- [What is being asked]:
Transcribe everything in the data word for word. Pictures are left out.

Excerpts from a figure dataset

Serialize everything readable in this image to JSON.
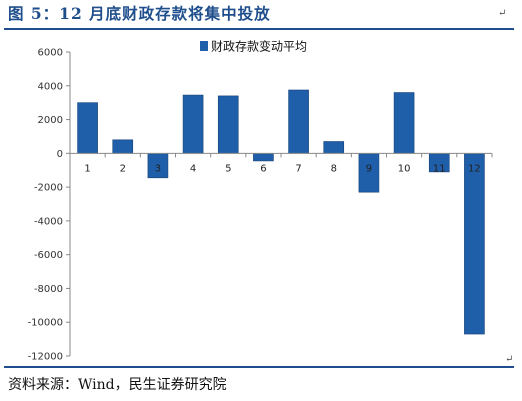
{
  "title": "图 5：12 月底财政存款将集中投放",
  "source": "资料来源：Wind，民生证券研究院",
  "marks": {
    "corner": "↵"
  },
  "colors": {
    "bar": "#1f5faa",
    "bar_edge": "#163f73",
    "accent": "#1f4e8c"
  },
  "chart_data": {
    "type": "bar",
    "title": "",
    "xlabel": "",
    "ylabel": "",
    "categories": [
      "1",
      "2",
      "3",
      "4",
      "5",
      "6",
      "7",
      "8",
      "9",
      "10",
      "11",
      "12"
    ],
    "series": [
      {
        "name": "财政存款变动平均",
        "values": [
          3000,
          800,
          -1450,
          3450,
          3400,
          -450,
          3750,
          700,
          -2300,
          3600,
          -1100,
          -10700
        ]
      }
    ],
    "ylim": [
      -12000,
      6000
    ],
    "yticks": [
      6000,
      4000,
      2000,
      0,
      -2000,
      -4000,
      -6000,
      -8000,
      -10000,
      -12000
    ],
    "grid": false,
    "legend": "top-center"
  }
}
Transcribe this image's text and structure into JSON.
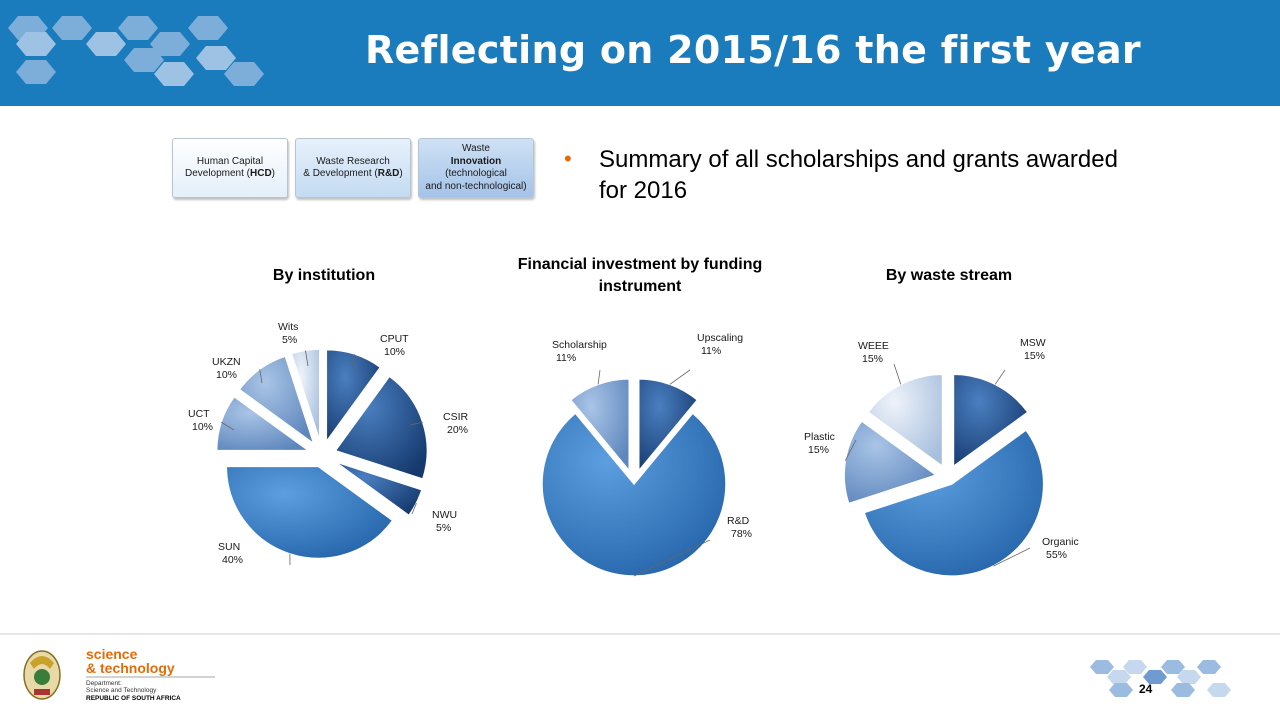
{
  "header": {
    "title": "Reflecting on 2015/16 the first year"
  },
  "pillars": [
    {
      "line1": "Human Capital",
      "line2_pre": "Development (",
      "line2_bold": "HCD",
      "line2_post": ")"
    },
    {
      "line1": "Waste Research",
      "line2_pre": "& Development (",
      "line2_bold": "R&D",
      "line2_post": ")"
    },
    {
      "line1": "Waste",
      "line2": "Innovation",
      "line3": "(technological",
      "line4": "and non-technological)"
    }
  ],
  "bullet": {
    "text": "Summary of all scholarships and grants awarded for 2016"
  },
  "chart_data": [
    {
      "type": "pie",
      "title": "By institution",
      "slices": [
        {
          "name": "CPUT",
          "value": 10,
          "label": "10%"
        },
        {
          "name": "CSIR",
          "value": 20,
          "label": "20%"
        },
        {
          "name": "NWU",
          "value": 5,
          "label": "5%"
        },
        {
          "name": "SUN",
          "value": 40,
          "label": "40%"
        },
        {
          "name": "UCT",
          "value": 10,
          "label": "10%"
        },
        {
          "name": "UKZN",
          "value": 10,
          "label": "10%"
        },
        {
          "name": "Wits",
          "value": 5,
          "label": "5%"
        }
      ]
    },
    {
      "type": "pie",
      "title": "Financial investment by funding instrument",
      "slices": [
        {
          "name": "Upscaling",
          "value": 11,
          "label": "11%"
        },
        {
          "name": "R&D",
          "value": 78,
          "label": "78%"
        },
        {
          "name": "Scholarship",
          "value": 11,
          "label": "11%"
        }
      ]
    },
    {
      "type": "pie",
      "title": "By waste stream",
      "slices": [
        {
          "name": "MSW",
          "value": 15,
          "label": "15%"
        },
        {
          "name": "Organic",
          "value": 55,
          "label": "55%"
        },
        {
          "name": "Plastic",
          "value": 15,
          "label": "15%"
        },
        {
          "name": "WEEE",
          "value": 15,
          "label": "15%"
        }
      ]
    }
  ],
  "footer": {
    "logo_line1": "science",
    "logo_line2": "& technology",
    "dept_line1": "Department:",
    "dept_line2": "Science and Technology",
    "dept_line3": "REPUBLIC OF SOUTH AFRICA",
    "page_number": "24"
  },
  "colors": {
    "header": "#1a7bbd",
    "bullet": "#e36c0a",
    "dark_blue": "#1f4e8c",
    "mid_blue": "#3b82c8",
    "light_blue": "#c5d5ea"
  }
}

- [Exercise answer]:
Serialize everything readable in this image to JSON.
{
  "title": "图 5：12 月底财政存款将集中投放",
  "source": "资料来源：Wind，民生证券研究院",
  "marks": {
    "corner": "↵"
  },
  "colors": {
    "bar": "#1f5faa",
    "bar_edge": "#163f73",
    "accent": "#1f4e8c"
  },
  "chart_data": {
    "type": "bar",
    "title": "",
    "xlabel": "",
    "ylabel": "",
    "categories": [
      "1",
      "2",
      "3",
      "4",
      "5",
      "6",
      "7",
      "8",
      "9",
      "10",
      "11",
      "12"
    ],
    "series": [
      {
        "name": "财政存款变动平均",
        "values": [
          3000,
          800,
          -1450,
          3450,
          3400,
          -450,
          3750,
          700,
          -2300,
          3600,
          -1100,
          -10700
        ]
      }
    ],
    "ylim": [
      -12000,
      6000
    ],
    "yticks": [
      6000,
      4000,
      2000,
      0,
      -2000,
      -4000,
      -6000,
      -8000,
      -10000,
      -12000
    ],
    "grid": false,
    "legend": "top-center"
  }
}
Transcribe this image's text and structure into JSON.
{
  "header": {
    "title": "Reflecting on 2015/16 the first year"
  },
  "pillars": [
    {
      "line1": "Human Capital",
      "line2_pre": "Development (",
      "line2_bold": "HCD",
      "line2_post": ")"
    },
    {
      "line1": "Waste Research",
      "line2_pre": "& Development (",
      "line2_bold": "R&D",
      "line2_post": ")"
    },
    {
      "line1": "Waste",
      "line2": "Innovation",
      "line3": "(technological",
      "line4": "and non-technological)"
    }
  ],
  "bullet": {
    "text": "Summary of all scholarships and grants awarded for 2016"
  },
  "chart_data": [
    {
      "type": "pie",
      "title": "By institution",
      "slices": [
        {
          "name": "CPUT",
          "value": 10,
          "label": "10%"
        },
        {
          "name": "CSIR",
          "value": 20,
          "label": "20%"
        },
        {
          "name": "NWU",
          "value": 5,
          "label": "5%"
        },
        {
          "name": "SUN",
          "value": 40,
          "label": "40%"
        },
        {
          "name": "UCT",
          "value": 10,
          "label": "10%"
        },
        {
          "name": "UKZN",
          "value": 10,
          "label": "10%"
        },
        {
          "name": "Wits",
          "value": 5,
          "label": "5%"
        }
      ]
    },
    {
      "type": "pie",
      "title": "Financial investment by funding instrument",
      "slices": [
        {
          "name": "Upscaling",
          "value": 11,
          "label": "11%"
        },
        {
          "name": "R&D",
          "value": 78,
          "label": "78%"
        },
        {
          "name": "Scholarship",
          "value": 11,
          "label": "11%"
        }
      ]
    },
    {
      "type": "pie",
      "title": "By waste stream",
      "slices": [
        {
          "name": "MSW",
          "value": 15,
          "label": "15%"
        },
        {
          "name": "Organic",
          "value": 55,
          "label": "55%"
        },
        {
          "name": "Plastic",
          "value": 15,
          "label": "15%"
        },
        {
          "name": "WEEE",
          "value": 15,
          "label": "15%"
        }
      ]
    }
  ],
  "footer": {
    "logo_line1": "science",
    "logo_line2": "& technology",
    "dept_line1": "Department:",
    "dept_line2": "Science and Technology",
    "dept_line3": "REPUBLIC OF SOUTH AFRICA",
    "page_number": "24"
  },
  "colors": {
    "header": "#1a7bbd",
    "bullet": "#e36c0a",
    "dark_blue": "#1f4e8c",
    "mid_blue": "#3b82c8",
    "light_blue": "#c5d5ea"
  }
}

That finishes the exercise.